# Requirement
Filter these entries down to lines holding "turbulent".
▼
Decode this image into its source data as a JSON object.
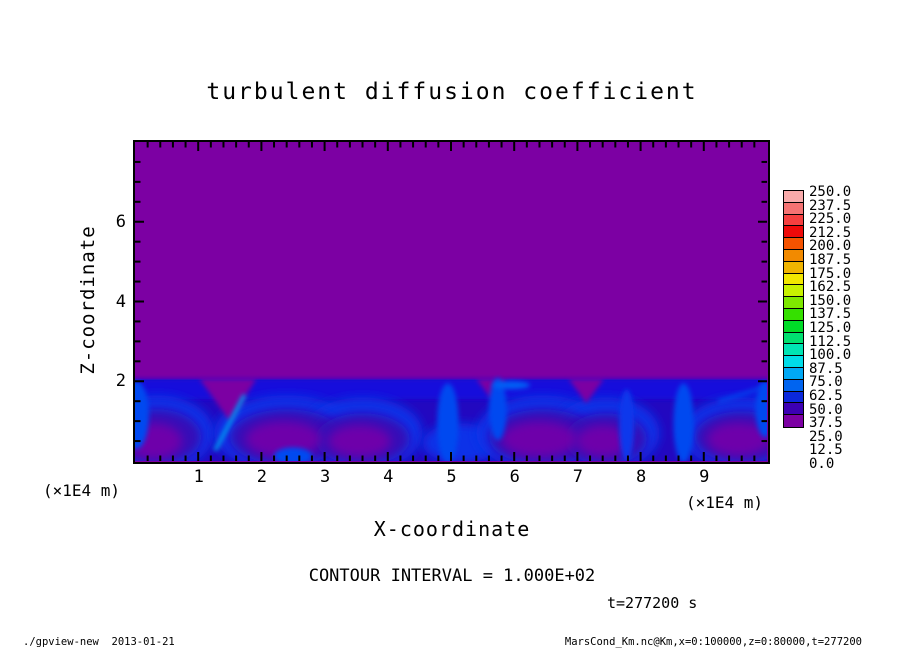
{
  "title": "turbulent diffusion coefficient",
  "axes": {
    "x": {
      "label": "X-coordinate",
      "unit": "(×1E4 m)",
      "min": 0,
      "max": 10,
      "major_ticks": [
        1,
        2,
        3,
        4,
        5,
        6,
        7,
        8,
        9
      ],
      "minor_step": 0.2
    },
    "z": {
      "label": "Z-coordinate",
      "unit": "(×1E4 m)",
      "min": 0,
      "max": 8,
      "major_ticks": [
        2,
        4,
        6
      ],
      "minor_step": 0.5
    }
  },
  "annotations": {
    "contour_note": "CONTOUR INTERVAL = 1.000E+02",
    "time_label": "t=277200 s"
  },
  "footer": {
    "left": "./gpview-new  2013-01-21",
    "right": "MarsCond_Km.nc@Km,x=0:100000,z=0:80000,t=277200"
  },
  "colorbar": {
    "min": 0.0,
    "max": 250.0,
    "step": 12.5,
    "boundary_labels_top_to_bottom": [
      "250.0",
      "237.5",
      "225.0",
      "212.5",
      "200.0",
      "187.5",
      "175.0",
      "162.5",
      "150.0",
      "137.5",
      "125.0",
      "112.5",
      "100.0",
      "87.5",
      "75.0",
      "62.5",
      "50.0",
      "37.5",
      "25.0",
      "12.5",
      "0.0"
    ],
    "colors_top_to_bottom": [
      "#F9ABAB",
      "#F57373",
      "#F54040",
      "#EE0A0A",
      "#F55300",
      "#F28A00",
      "#F0B400",
      "#F2E700",
      "#C8F200",
      "#7EE800",
      "#35E000",
      "#00DC28",
      "#00E070",
      "#00E4B4",
      "#00DCE8",
      "#00A8F5",
      "#0064F0",
      "#0B28DC",
      "#3C00B3",
      "#7C00A3"
    ]
  },
  "chart_data": {
    "type": "heatmap",
    "title": "turbulent diffusion coefficient",
    "xlabel": "X-coordinate (×1E4 m)",
    "ylabel": "Z-coordinate (×1E4 m)",
    "xlim": [
      0,
      10
    ],
    "ylim": [
      0,
      8
    ],
    "value_range": [
      0.0,
      250.0
    ],
    "contour_interval": 100.0,
    "time_seconds": 277200,
    "levels": [
      0.0,
      12.5,
      25.0,
      37.5,
      50.0,
      62.5,
      75.0,
      87.5,
      100.0,
      112.5,
      125.0,
      137.5,
      150.0,
      162.5,
      175.0,
      187.5,
      200.0,
      212.5,
      225.0,
      237.5,
      250.0
    ],
    "description": "Turbulent diffusion coefficient field: value ~0 (purple) everywhere above z=2e4 m; a turbulent boundary layer below z=2e4 m with values ~12.5-75 (blue shades) organized into convective cells with low-value purple cores, bright-blue plume walls near x=1.5, 5.0, 5.7, 7.8, 8.7 (x1e4 m), and a dark-blue capping band just below z=2e4 m.",
    "background_color": "#7C00A3",
    "field_paint": [
      {
        "shape": "rect",
        "x": -0.3,
        "z": 0,
        "w": 10.6,
        "h": 2.04,
        "color": "#2208C0"
      },
      {
        "shape": "rect",
        "x": -0.3,
        "z": 1.55,
        "w": 10.6,
        "h": 0.5,
        "color": "#1410DC",
        "blur": "f2"
      },
      {
        "shape": "ellipse",
        "cx": 0.35,
        "cz": 0.7,
        "rx": 0.9,
        "rz": 0.95,
        "color": "#0830E8",
        "blur": "f4"
      },
      {
        "shape": "ellipse",
        "cx": 2.4,
        "cz": 0.7,
        "rx": 1.15,
        "rz": 0.95,
        "color": "#0830E8",
        "blur": "f4"
      },
      {
        "shape": "ellipse",
        "cx": 3.6,
        "cz": 0.7,
        "rx": 0.95,
        "rz": 0.9,
        "color": "#0830E8",
        "blur": "f4"
      },
      {
        "shape": "ellipse",
        "cx": 5.15,
        "cz": 0.45,
        "rx": 0.6,
        "rz": 0.5,
        "color": "#0830E8",
        "blur": "f4"
      },
      {
        "shape": "ellipse",
        "cx": 6.45,
        "cz": 0.7,
        "rx": 1.05,
        "rz": 0.95,
        "color": "#0830E8",
        "blur": "f4"
      },
      {
        "shape": "ellipse",
        "cx": 7.45,
        "cz": 0.7,
        "rx": 0.85,
        "rz": 0.9,
        "color": "#0830E8",
        "blur": "f4"
      },
      {
        "shape": "ellipse",
        "cx": 9.6,
        "cz": 0.7,
        "rx": 0.95,
        "rz": 0.9,
        "color": "#0830E8",
        "blur": "f4"
      },
      {
        "shape": "ellipse",
        "cx": 0.35,
        "cz": 0.6,
        "rx": 0.7,
        "rz": 0.7,
        "color": "#3408B8",
        "blur": "f4"
      },
      {
        "shape": "ellipse",
        "cx": 2.4,
        "cz": 0.6,
        "rx": 0.9,
        "rz": 0.7,
        "color": "#3408B8",
        "blur": "f4"
      },
      {
        "shape": "ellipse",
        "cx": 3.6,
        "cz": 0.55,
        "rx": 0.75,
        "rz": 0.65,
        "color": "#3408B8",
        "blur": "f4"
      },
      {
        "shape": "ellipse",
        "cx": 6.45,
        "cz": 0.6,
        "rx": 0.85,
        "rz": 0.7,
        "color": "#3408B8",
        "blur": "f4"
      },
      {
        "shape": "ellipse",
        "cx": 7.45,
        "cz": 0.55,
        "rx": 0.65,
        "rz": 0.65,
        "color": "#3408B8",
        "blur": "f4"
      },
      {
        "shape": "ellipse",
        "cx": 9.6,
        "cz": 0.6,
        "rx": 0.75,
        "rz": 0.65,
        "color": "#3408B8",
        "blur": "f4"
      },
      {
        "shape": "ellipse",
        "cx": 0.3,
        "cz": 0.5,
        "rx": 0.45,
        "rz": 0.45,
        "color": "#6E06AA",
        "blur": "f4"
      },
      {
        "shape": "ellipse",
        "cx": 2.35,
        "cz": 0.55,
        "rx": 0.6,
        "rz": 0.45,
        "color": "#6E06AA",
        "blur": "f4"
      },
      {
        "shape": "ellipse",
        "cx": 3.55,
        "cz": 0.5,
        "rx": 0.5,
        "rz": 0.4,
        "color": "#6E06AA",
        "blur": "f4"
      },
      {
        "shape": "ellipse",
        "cx": 6.4,
        "cz": 0.55,
        "rx": 0.6,
        "rz": 0.45,
        "color": "#6E06AA",
        "blur": "f4"
      },
      {
        "shape": "ellipse",
        "cx": 7.4,
        "cz": 0.5,
        "rx": 0.42,
        "rz": 0.4,
        "color": "#6E06AA",
        "blur": "f4"
      },
      {
        "shape": "ellipse",
        "cx": 9.55,
        "cz": 0.55,
        "rx": 0.5,
        "rz": 0.42,
        "color": "#6E06AA",
        "blur": "f4"
      },
      {
        "shape": "poly",
        "pts": [
          [
            1.02,
            2.06
          ],
          [
            1.92,
            2.06
          ],
          [
            1.5,
            1.0
          ]
        ],
        "color": "#7C00A3",
        "blur": "f2"
      },
      {
        "shape": "poly",
        "pts": [
          [
            5.4,
            2.06
          ],
          [
            5.88,
            2.06
          ],
          [
            5.64,
            1.55
          ]
        ],
        "color": "#7C00A3",
        "blur": "f2"
      },
      {
        "shape": "poly",
        "pts": [
          [
            6.86,
            2.06
          ],
          [
            7.42,
            2.06
          ],
          [
            7.14,
            1.45
          ]
        ],
        "color": "#7C00A3",
        "blur": "f2"
      },
      {
        "shape": "ellipse",
        "cx": 4.95,
        "cz": 0.95,
        "rx": 0.17,
        "rz": 1.0,
        "color": "#0448F0",
        "blur": "f2"
      },
      {
        "shape": "ellipse",
        "cx": 5.74,
        "cz": 1.3,
        "rx": 0.14,
        "rz": 0.78,
        "color": "#0448F0",
        "blur": "f2"
      },
      {
        "shape": "ellipse",
        "cx": 8.68,
        "cz": 0.95,
        "rx": 0.16,
        "rz": 1.0,
        "color": "#0448F0",
        "blur": "f2"
      },
      {
        "shape": "ellipse",
        "cx": 7.78,
        "cz": 0.9,
        "rx": 0.12,
        "rz": 0.9,
        "color": "#0838EC",
        "blur": "f2"
      },
      {
        "shape": "ellipse",
        "cx": 0.02,
        "cz": 1.15,
        "rx": 0.2,
        "rz": 0.85,
        "color": "#0448F0",
        "blur": "f2"
      },
      {
        "shape": "ellipse",
        "cx": 9.97,
        "cz": 1.3,
        "rx": 0.15,
        "rz": 0.7,
        "color": "#0448F0",
        "blur": "f2"
      },
      {
        "shape": "ellipse",
        "cx": 2.5,
        "cz": 0.12,
        "rx": 0.3,
        "rz": 0.22,
        "color": "#0648F0",
        "blur": "f2"
      },
      {
        "shape": "ellipse",
        "cx": 5.95,
        "cz": 1.9,
        "rx": 0.3,
        "rz": 0.1,
        "color": "#0560F5",
        "blur": "f2"
      },
      {
        "shape": "line",
        "x1": 1.28,
        "z1": 0.3,
        "x2": 1.72,
        "z2": 1.62,
        "w": 4,
        "color": "#0096F0",
        "blur": "f2"
      },
      {
        "shape": "line",
        "x1": 9.25,
        "z1": 1.5,
        "x2": 9.97,
        "z2": 1.86,
        "w": 3,
        "color": "#0548F0",
        "blur": "f2"
      }
    ]
  }
}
▲
# Response
  "title": "turbulent diffusion coefficient",
    "title": "turbulent diffusion coefficient",
    "description": "Turbulent diffusion coefficient field: value ~0 (purple) everywhere above z=2e4 m; a turbulent boundary layer below z=2e4 m with values ~12.5-75 (blue shades) organized into convective cells with low-value purple cores, bright-blue plume walls near x=1.5, 5.0, 5.7, 7.8, 8.7 (x1e4 m), and a dark-blue capping band just below z=2e4 m.",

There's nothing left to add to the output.